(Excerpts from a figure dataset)

-- START --

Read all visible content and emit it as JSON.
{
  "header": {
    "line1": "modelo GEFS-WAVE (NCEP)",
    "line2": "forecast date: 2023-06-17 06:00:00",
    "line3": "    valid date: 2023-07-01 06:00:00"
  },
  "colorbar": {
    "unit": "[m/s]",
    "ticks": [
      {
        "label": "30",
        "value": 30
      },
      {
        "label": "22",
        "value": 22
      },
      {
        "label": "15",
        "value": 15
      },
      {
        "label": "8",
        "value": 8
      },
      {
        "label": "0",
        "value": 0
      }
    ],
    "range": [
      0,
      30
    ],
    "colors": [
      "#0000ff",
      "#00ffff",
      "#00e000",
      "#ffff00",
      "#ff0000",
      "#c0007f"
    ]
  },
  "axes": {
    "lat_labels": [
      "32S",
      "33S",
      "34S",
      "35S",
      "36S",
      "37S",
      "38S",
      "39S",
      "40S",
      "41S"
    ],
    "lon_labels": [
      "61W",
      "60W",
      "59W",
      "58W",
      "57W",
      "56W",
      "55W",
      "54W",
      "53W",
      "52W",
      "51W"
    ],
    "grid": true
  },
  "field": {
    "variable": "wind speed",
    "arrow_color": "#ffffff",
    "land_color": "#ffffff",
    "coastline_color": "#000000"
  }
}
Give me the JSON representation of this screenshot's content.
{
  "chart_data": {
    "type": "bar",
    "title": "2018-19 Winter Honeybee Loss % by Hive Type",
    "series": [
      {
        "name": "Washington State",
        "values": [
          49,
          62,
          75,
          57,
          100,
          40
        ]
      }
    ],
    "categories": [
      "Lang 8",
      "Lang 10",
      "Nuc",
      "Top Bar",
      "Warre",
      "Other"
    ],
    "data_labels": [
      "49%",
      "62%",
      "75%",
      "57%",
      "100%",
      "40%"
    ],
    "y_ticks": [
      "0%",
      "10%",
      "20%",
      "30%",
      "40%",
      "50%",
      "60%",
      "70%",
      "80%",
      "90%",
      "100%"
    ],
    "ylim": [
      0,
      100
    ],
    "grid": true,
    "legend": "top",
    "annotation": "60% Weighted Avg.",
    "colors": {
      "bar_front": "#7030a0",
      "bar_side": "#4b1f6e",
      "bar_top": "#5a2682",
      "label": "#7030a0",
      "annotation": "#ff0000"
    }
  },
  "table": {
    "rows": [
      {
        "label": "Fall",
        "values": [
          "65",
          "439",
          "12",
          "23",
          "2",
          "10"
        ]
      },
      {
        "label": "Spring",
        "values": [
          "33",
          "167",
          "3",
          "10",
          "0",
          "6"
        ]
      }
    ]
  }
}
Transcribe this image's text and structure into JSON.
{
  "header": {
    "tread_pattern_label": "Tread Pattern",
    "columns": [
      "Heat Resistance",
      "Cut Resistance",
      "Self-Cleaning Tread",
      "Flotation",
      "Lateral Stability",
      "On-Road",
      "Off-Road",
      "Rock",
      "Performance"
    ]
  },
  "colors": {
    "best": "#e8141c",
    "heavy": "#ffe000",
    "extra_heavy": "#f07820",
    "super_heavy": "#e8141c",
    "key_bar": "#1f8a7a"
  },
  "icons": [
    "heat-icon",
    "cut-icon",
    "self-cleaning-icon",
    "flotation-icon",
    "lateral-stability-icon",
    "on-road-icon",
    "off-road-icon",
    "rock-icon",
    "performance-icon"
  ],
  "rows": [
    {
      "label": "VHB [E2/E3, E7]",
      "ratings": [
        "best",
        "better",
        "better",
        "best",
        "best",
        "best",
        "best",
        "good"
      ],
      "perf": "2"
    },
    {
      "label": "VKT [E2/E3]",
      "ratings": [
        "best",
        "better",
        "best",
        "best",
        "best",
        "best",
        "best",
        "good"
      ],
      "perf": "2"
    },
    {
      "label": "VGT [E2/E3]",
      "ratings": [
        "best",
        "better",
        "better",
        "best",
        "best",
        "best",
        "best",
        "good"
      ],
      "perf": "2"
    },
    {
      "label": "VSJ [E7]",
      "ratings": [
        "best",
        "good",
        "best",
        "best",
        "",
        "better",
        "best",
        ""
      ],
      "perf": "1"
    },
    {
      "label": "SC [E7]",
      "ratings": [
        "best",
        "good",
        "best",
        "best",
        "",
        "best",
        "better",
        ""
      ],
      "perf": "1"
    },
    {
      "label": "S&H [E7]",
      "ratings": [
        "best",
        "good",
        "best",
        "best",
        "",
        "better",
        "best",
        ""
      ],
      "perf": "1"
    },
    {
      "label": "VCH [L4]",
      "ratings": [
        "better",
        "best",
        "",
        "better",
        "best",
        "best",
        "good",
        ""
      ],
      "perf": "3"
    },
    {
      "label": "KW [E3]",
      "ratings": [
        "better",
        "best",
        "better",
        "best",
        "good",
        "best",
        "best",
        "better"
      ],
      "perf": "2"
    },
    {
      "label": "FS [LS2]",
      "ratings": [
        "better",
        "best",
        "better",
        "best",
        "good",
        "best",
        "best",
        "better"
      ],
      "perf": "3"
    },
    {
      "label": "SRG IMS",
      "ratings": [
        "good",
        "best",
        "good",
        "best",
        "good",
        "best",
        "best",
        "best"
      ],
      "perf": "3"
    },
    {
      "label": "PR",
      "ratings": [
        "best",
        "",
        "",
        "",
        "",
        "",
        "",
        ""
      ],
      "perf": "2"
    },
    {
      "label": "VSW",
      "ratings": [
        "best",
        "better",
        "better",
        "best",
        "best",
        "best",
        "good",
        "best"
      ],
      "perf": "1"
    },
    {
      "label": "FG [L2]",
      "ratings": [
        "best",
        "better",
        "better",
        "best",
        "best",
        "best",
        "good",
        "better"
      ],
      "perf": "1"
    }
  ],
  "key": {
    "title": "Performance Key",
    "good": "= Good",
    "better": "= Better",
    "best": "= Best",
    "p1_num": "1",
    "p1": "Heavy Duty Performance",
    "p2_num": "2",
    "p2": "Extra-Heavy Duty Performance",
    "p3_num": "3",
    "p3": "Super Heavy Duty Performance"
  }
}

-- END --

YOUR INSTRUCTIONS
Quote the whole listing above, leaving nothing out.

TASK RESULT
Read all visible content and emit it as JSON.
{
  "header": {
    "line1": "modelo GEFS-WAVE (NCEP)",
    "line2": "forecast date: 2023-06-17 06:00:00",
    "line3": "    valid date: 2023-07-01 06:00:00"
  },
  "colorbar": {
    "unit": "[m/s]",
    "ticks": [
      {
        "label": "30",
        "value": 30
      },
      {
        "label": "22",
        "value": 22
      },
      {
        "label": "15",
        "value": 15
      },
      {
        "label": "8",
        "value": 8
      },
      {
        "label": "0",
        "value": 0
      }
    ],
    "range": [
      0,
      30
    ],
    "colors": [
      "#0000ff",
      "#00ffff",
      "#00e000",
      "#ffff00",
      "#ff0000",
      "#c0007f"
    ]
  },
  "axes": {
    "lat_labels": [
      "32S",
      "33S",
      "34S",
      "35S",
      "36S",
      "37S",
      "38S",
      "39S",
      "40S",
      "41S"
    ],
    "lon_labels": [
      "61W",
      "60W",
      "59W",
      "58W",
      "57W",
      "56W",
      "55W",
      "54W",
      "53W",
      "52W",
      "51W"
    ],
    "grid": true
  },
  "field": {
    "variable": "wind speed",
    "arrow_color": "#ffffff",
    "land_color": "#ffffff",
    "coastline_color": "#000000"
  }
}
Give me the JSON representation of this screenshot's content.
{
  "chart_data": {
    "type": "bar",
    "title": "2018-19 Winter Honeybee Loss % by Hive Type",
    "series": [
      {
        "name": "Washington State",
        "values": [
          49,
          62,
          75,
          57,
          100,
          40
        ]
      }
    ],
    "categories": [
      "Lang 8",
      "Lang 10",
      "Nuc",
      "Top Bar",
      "Warre",
      "Other"
    ],
    "data_labels": [
      "49%",
      "62%",
      "75%",
      "57%",
      "100%",
      "40%"
    ],
    "y_ticks": [
      "0%",
      "10%",
      "20%",
      "30%",
      "40%",
      "50%",
      "60%",
      "70%",
      "80%",
      "90%",
      "100%"
    ],
    "ylim": [
      0,
      100
    ],
    "grid": true,
    "legend": "top",
    "annotation": "60% Weighted Avg.",
    "colors": {
      "bar_front": "#7030a0",
      "bar_side": "#4b1f6e",
      "bar_top": "#5a2682",
      "label": "#7030a0",
      "annotation": "#ff0000"
    }
  },
  "table": {
    "rows": [
      {
        "label": "Fall",
        "values": [
          "65",
          "439",
          "12",
          "23",
          "2",
          "10"
        ]
      },
      {
        "label": "Spring",
        "values": [
          "33",
          "167",
          "3",
          "10",
          "0",
          "6"
        ]
      }
    ]
  }
}
Transcribe this image's text and structure into JSON.
{
  "header": {
    "tread_pattern_label": "Tread Pattern",
    "columns": [
      "Heat Resistance",
      "Cut Resistance",
      "Self-Cleaning Tread",
      "Flotation",
      "Lateral Stability",
      "On-Road",
      "Off-Road",
      "Rock",
      "Performance"
    ]
  },
  "colors": {
    "best": "#e8141c",
    "heavy": "#ffe000",
    "extra_heavy": "#f07820",
    "super_heavy": "#e8141c",
    "key_bar": "#1f8a7a"
  },
  "icons": [
    "heat-icon",
    "cut-icon",
    "self-cleaning-icon",
    "flotation-icon",
    "lateral-stability-icon",
    "on-road-icon",
    "off-road-icon",
    "rock-icon",
    "performance-icon"
  ],
  "rows": [
    {
      "label": "VHB [E2/E3, E7]",
      "ratings": [
        "best",
        "better",
        "better",
        "best",
        "best",
        "best",
        "best",
        "good"
      ],
      "perf": "2"
    },
    {
      "label": "VKT [E2/E3]",
      "ratings": [
        "best",
        "better",
        "best",
        "best",
        "best",
        "best",
        "best",
        "good"
      ],
      "perf": "2"
    },
    {
      "label": "VGT [E2/E3]",
      "ratings": [
        "best",
        "better",
        "better",
        "best",
        "best",
        "best",
        "best",
        "good"
      ],
      "perf": "2"
    },
    {
      "label": "VSJ [E7]",
      "ratings": [
        "best",
        "good",
        "best",
        "best",
        "",
        "better",
        "best",
        ""
      ],
      "perf": "1"
    },
    {
      "label": "SC [E7]",
      "ratings": [
        "best",
        "good",
        "best",
        "best",
        "",
        "best",
        "better",
        ""
      ],
      "perf": "1"
    },
    {
      "label": "S&H [E7]",
      "ratings": [
        "best",
        "good",
        "best",
        "best",
        "",
        "better",
        "best",
        ""
      ],
      "perf": "1"
    },
    {
      "label": "VCH [L4]",
      "ratings": [
        "better",
        "best",
        "",
        "better",
        "best",
        "best",
        "good",
        ""
      ],
      "perf": "3"
    },
    {
      "label": "KW [E3]",
      "ratings": [
        "better",
        "best",
        "better",
        "best",
        "good",
        "best",
        "best",
        "better"
      ],
      "perf": "2"
    },
    {
      "label": "FS [LS2]",
      "ratings": [
        "better",
        "best",
        "better",
        "best",
        "good",
        "best",
        "best",
        "better"
      ],
      "perf": "3"
    },
    {
      "label": "SRG IMS",
      "ratings": [
        "good",
        "best",
        "good",
        "best",
        "good",
        "best",
        "best",
        "best"
      ],
      "perf": "3"
    },
    {
      "label": "PR",
      "ratings": [
        "best",
        "",
        "",
        "",
        "",
        "",
        "",
        ""
      ],
      "perf": "2"
    },
    {
      "label": "VSW",
      "ratings": [
        "best",
        "better",
        "better",
        "best",
        "best",
        "best",
        "good",
        "best"
      ],
      "perf": "1"
    },
    {
      "label": "FG [L2]",
      "ratings": [
        "best",
        "better",
        "better",
        "best",
        "best",
        "best",
        "good",
        "better"
      ],
      "perf": "1"
    }
  ],
  "key": {
    "title": "Performance Key",
    "good": "= Good",
    "better": "= Better",
    "best": "= Best",
    "p1_num": "1",
    "p1": "Heavy Duty Performance",
    "p2_num": "2",
    "p2": "Extra-Heavy Duty Performance",
    "p3_num": "3",
    "p3": "Super Heavy Duty Performance"
  }
}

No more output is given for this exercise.